▶ [Exercise material]
+--
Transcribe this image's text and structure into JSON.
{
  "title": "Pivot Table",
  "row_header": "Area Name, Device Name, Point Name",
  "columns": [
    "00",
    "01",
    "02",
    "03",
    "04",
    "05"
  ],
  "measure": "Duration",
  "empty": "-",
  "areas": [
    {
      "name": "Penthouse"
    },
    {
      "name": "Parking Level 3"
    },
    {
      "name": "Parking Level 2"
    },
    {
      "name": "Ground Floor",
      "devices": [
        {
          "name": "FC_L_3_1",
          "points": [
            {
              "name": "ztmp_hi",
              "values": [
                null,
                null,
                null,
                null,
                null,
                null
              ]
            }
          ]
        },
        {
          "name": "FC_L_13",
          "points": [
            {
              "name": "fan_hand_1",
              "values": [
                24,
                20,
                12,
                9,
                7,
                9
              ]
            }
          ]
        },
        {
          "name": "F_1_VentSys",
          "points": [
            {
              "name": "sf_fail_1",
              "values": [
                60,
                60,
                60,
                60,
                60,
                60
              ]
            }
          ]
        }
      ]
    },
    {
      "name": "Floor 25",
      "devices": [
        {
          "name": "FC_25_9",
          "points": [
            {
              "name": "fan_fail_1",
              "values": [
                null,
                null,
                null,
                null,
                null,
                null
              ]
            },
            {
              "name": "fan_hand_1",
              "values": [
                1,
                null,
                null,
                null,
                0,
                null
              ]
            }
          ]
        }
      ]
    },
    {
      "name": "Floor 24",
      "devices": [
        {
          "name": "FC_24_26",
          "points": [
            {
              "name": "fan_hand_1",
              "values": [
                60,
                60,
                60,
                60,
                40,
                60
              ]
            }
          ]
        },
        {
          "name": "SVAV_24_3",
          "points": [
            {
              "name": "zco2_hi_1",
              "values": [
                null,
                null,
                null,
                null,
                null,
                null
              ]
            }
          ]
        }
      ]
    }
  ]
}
+--
▶ [What you need to do] Write out the full listing, keeping every line exactly as it is.

▶ [Solution for this problem]
Transcribe this image's text and structure into JSON.
{
  "title": "Pivot Table",
  "row_header": "Area Name, Device Name, Point Name",
  "columns": [
    "00",
    "01",
    "02",
    "03",
    "04",
    "05"
  ],
  "measure": "Duration",
  "empty": "-",
  "areas": [
    {
      "name": "Penthouse"
    },
    {
      "name": "Parking Level 3"
    },
    {
      "name": "Parking Level 2"
    },
    {
      "name": "Ground Floor",
      "devices": [
        {
          "name": "FC_L_3_1",
          "points": [
            {
              "name": "ztmp_hi",
              "values": [
                null,
                null,
                null,
                null,
                null,
                null
              ]
            }
          ]
        },
        {
          "name": "FC_L_13",
          "points": [
            {
              "name": "fan_hand_1",
              "values": [
                24,
                20,
                12,
                9,
                7,
                9
              ]
            }
          ]
        },
        {
          "name": "F_1_VentSys",
          "points": [
            {
              "name": "sf_fail_1",
              "values": [
                60,
                60,
                60,
                60,
                60,
                60
              ]
            }
          ]
        }
      ]
    },
    {
      "name": "Floor 25",
      "devices": [
        {
          "name": "FC_25_9",
          "points": [
            {
              "name": "fan_fail_1",
              "values": [
                null,
                null,
                null,
                null,
                null,
                null
              ]
            },
            {
              "name": "fan_hand_1",
              "values": [
                1,
                null,
                null,
                null,
                0,
                null
              ]
            }
          ]
        }
      ]
    },
    {
      "name": "Floor 24",
      "devices": [
        {
          "name": "FC_24_26",
          "points": [
            {
              "name": "fan_hand_1",
              "values": [
                60,
                60,
                60,
                60,
                40,
                60
              ]
            }
          ]
        },
        {
          "name": "SVAV_24_3",
          "points": [
            {
              "name": "zco2_hi_1",
              "values": [
                null,
                null,
                null,
                null,
                null,
                null
              ]
            }
          ]
        }
      ]
    }
  ]
}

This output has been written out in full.